= AIM OF THE TASK =
Your copy of the material below should match it exactly, except that it holds no pictures.

= GIVEN DATA =
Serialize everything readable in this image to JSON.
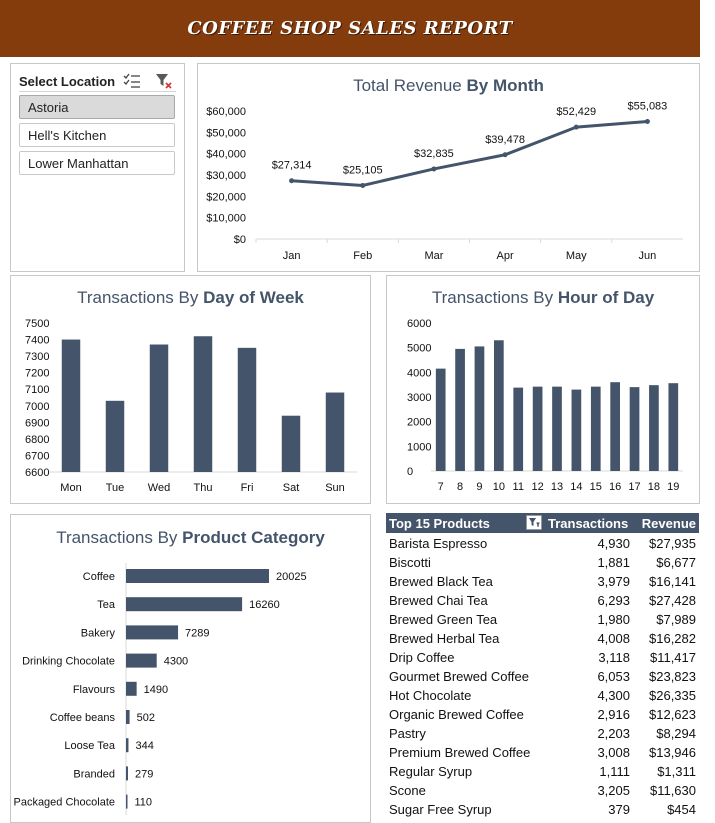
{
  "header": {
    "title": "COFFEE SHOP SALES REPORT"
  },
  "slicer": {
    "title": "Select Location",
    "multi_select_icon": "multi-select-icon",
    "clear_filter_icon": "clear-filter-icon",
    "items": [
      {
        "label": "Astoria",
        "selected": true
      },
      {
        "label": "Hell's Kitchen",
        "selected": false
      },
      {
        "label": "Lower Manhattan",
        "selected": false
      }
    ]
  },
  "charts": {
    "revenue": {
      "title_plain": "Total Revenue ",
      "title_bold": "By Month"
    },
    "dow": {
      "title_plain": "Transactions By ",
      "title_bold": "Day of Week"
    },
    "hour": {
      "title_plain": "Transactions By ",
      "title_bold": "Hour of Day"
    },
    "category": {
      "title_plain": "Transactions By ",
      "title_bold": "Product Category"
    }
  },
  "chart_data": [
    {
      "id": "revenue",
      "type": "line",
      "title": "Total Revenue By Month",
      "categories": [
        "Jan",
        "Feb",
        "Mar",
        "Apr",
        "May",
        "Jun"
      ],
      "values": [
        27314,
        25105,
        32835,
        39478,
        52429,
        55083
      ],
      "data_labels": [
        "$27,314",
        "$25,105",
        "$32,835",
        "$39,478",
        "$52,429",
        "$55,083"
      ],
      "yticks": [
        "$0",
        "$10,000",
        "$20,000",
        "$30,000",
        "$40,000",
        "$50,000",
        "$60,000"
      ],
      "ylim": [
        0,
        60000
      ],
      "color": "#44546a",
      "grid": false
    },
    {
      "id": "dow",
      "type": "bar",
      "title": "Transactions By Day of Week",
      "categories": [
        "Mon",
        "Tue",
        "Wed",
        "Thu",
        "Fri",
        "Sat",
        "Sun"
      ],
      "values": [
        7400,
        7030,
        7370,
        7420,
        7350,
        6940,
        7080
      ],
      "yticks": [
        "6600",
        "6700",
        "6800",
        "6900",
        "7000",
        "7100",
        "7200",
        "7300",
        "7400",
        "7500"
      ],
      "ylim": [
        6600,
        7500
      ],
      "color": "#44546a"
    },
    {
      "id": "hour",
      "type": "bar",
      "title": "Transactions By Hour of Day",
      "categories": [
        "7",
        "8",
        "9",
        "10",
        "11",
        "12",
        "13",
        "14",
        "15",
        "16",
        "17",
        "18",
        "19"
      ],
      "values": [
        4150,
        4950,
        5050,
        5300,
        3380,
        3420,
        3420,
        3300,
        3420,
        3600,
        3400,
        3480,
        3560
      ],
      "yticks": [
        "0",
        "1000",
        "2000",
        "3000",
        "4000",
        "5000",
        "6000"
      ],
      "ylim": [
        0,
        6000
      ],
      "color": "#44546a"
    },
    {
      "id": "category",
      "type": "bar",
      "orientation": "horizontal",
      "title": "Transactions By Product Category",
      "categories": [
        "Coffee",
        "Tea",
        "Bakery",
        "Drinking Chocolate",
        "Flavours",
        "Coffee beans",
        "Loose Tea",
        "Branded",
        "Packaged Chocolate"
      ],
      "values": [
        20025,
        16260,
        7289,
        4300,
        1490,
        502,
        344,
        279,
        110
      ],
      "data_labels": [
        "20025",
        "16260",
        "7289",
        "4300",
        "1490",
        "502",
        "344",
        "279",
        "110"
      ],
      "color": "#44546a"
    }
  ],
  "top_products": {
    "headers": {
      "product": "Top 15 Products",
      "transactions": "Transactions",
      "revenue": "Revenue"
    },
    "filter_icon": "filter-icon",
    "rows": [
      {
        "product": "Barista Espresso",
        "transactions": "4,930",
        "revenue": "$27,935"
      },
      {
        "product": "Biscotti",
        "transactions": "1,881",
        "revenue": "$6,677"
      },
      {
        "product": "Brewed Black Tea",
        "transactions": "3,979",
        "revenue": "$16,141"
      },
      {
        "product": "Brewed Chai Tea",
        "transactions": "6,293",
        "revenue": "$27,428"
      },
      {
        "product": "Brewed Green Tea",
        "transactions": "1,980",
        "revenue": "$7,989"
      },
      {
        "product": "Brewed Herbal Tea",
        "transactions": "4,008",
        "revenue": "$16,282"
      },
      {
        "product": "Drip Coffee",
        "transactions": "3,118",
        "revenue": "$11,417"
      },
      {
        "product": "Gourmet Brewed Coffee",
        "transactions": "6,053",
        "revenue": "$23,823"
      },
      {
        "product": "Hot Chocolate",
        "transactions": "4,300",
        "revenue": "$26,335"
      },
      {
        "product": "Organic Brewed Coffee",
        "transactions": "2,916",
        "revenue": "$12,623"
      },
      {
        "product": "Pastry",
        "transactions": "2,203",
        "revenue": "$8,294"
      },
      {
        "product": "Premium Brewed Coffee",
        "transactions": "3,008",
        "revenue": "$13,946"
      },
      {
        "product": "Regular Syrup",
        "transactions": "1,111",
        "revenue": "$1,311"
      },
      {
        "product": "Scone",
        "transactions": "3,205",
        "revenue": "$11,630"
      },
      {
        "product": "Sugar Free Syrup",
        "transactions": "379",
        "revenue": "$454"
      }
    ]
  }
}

= RESULT OF THIS TASK =
Serialize everything readable in this image to JSON.
{
  "header": {
    "title": "COFFEE SHOP SALES REPORT"
  },
  "slicer": {
    "title": "Select Location",
    "multi_select_icon": "multi-select-icon",
    "clear_filter_icon": "clear-filter-icon",
    "items": [
      {
        "label": "Astoria",
        "selected": true
      },
      {
        "label": "Hell's Kitchen",
        "selected": false
      },
      {
        "label": "Lower Manhattan",
        "selected": false
      }
    ]
  },
  "charts": {
    "revenue": {
      "title_plain": "Total Revenue ",
      "title_bold": "By Month"
    },
    "dow": {
      "title_plain": "Transactions By ",
      "title_bold": "Day of Week"
    },
    "hour": {
      "title_plain": "Transactions By ",
      "title_bold": "Hour of Day"
    },
    "category": {
      "title_plain": "Transactions By ",
      "title_bold": "Product Category"
    }
  },
  "chart_data": [
    {
      "id": "revenue",
      "type": "line",
      "title": "Total Revenue By Month",
      "categories": [
        "Jan",
        "Feb",
        "Mar",
        "Apr",
        "May",
        "Jun"
      ],
      "values": [
        27314,
        25105,
        32835,
        39478,
        52429,
        55083
      ],
      "data_labels": [
        "$27,314",
        "$25,105",
        "$32,835",
        "$39,478",
        "$52,429",
        "$55,083"
      ],
      "yticks": [
        "$0",
        "$10,000",
        "$20,000",
        "$30,000",
        "$40,000",
        "$50,000",
        "$60,000"
      ],
      "ylim": [
        0,
        60000
      ],
      "color": "#44546a",
      "grid": false
    },
    {
      "id": "dow",
      "type": "bar",
      "title": "Transactions By Day of Week",
      "categories": [
        "Mon",
        "Tue",
        "Wed",
        "Thu",
        "Fri",
        "Sat",
        "Sun"
      ],
      "values": [
        7400,
        7030,
        7370,
        7420,
        7350,
        6940,
        7080
      ],
      "yticks": [
        "6600",
        "6700",
        "6800",
        "6900",
        "7000",
        "7100",
        "7200",
        "7300",
        "7400",
        "7500"
      ],
      "ylim": [
        6600,
        7500
      ],
      "color": "#44546a"
    },
    {
      "id": "hour",
      "type": "bar",
      "title": "Transactions By Hour of Day",
      "categories": [
        "7",
        "8",
        "9",
        "10",
        "11",
        "12",
        "13",
        "14",
        "15",
        "16",
        "17",
        "18",
        "19"
      ],
      "values": [
        4150,
        4950,
        5050,
        5300,
        3380,
        3420,
        3420,
        3300,
        3420,
        3600,
        3400,
        3480,
        3560
      ],
      "yticks": [
        "0",
        "1000",
        "2000",
        "3000",
        "4000",
        "5000",
        "6000"
      ],
      "ylim": [
        0,
        6000
      ],
      "color": "#44546a"
    },
    {
      "id": "category",
      "type": "bar",
      "orientation": "horizontal",
      "title": "Transactions By Product Category",
      "categories": [
        "Coffee",
        "Tea",
        "Bakery",
        "Drinking Chocolate",
        "Flavours",
        "Coffee beans",
        "Loose Tea",
        "Branded",
        "Packaged Chocolate"
      ],
      "values": [
        20025,
        16260,
        7289,
        4300,
        1490,
        502,
        344,
        279,
        110
      ],
      "data_labels": [
        "20025",
        "16260",
        "7289",
        "4300",
        "1490",
        "502",
        "344",
        "279",
        "110"
      ],
      "color": "#44546a"
    }
  ],
  "top_products": {
    "headers": {
      "product": "Top 15 Products",
      "transactions": "Transactions",
      "revenue": "Revenue"
    },
    "filter_icon": "filter-icon",
    "rows": [
      {
        "product": "Barista Espresso",
        "transactions": "4,930",
        "revenue": "$27,935"
      },
      {
        "product": "Biscotti",
        "transactions": "1,881",
        "revenue": "$6,677"
      },
      {
        "product": "Brewed Black Tea",
        "transactions": "3,979",
        "revenue": "$16,141"
      },
      {
        "product": "Brewed Chai Tea",
        "transactions": "6,293",
        "revenue": "$27,428"
      },
      {
        "product": "Brewed Green Tea",
        "transactions": "1,980",
        "revenue": "$7,989"
      },
      {
        "product": "Brewed Herbal Tea",
        "transactions": "4,008",
        "revenue": "$16,282"
      },
      {
        "product": "Drip Coffee",
        "transactions": "3,118",
        "revenue": "$11,417"
      },
      {
        "product": "Gourmet Brewed Coffee",
        "transactions": "6,053",
        "revenue": "$23,823"
      },
      {
        "product": "Hot Chocolate",
        "transactions": "4,300",
        "revenue": "$26,335"
      },
      {
        "product": "Organic Brewed Coffee",
        "transactions": "2,916",
        "revenue": "$12,623"
      },
      {
        "product": "Pastry",
        "transactions": "2,203",
        "revenue": "$8,294"
      },
      {
        "product": "Premium Brewed Coffee",
        "transactions": "3,008",
        "revenue": "$13,946"
      },
      {
        "product": "Regular Syrup",
        "transactions": "1,111",
        "revenue": "$1,311"
      },
      {
        "product": "Scone",
        "transactions": "3,205",
        "revenue": "$11,630"
      },
      {
        "product": "Sugar Free Syrup",
        "transactions": "379",
        "revenue": "$454"
      }
    ]
  }
}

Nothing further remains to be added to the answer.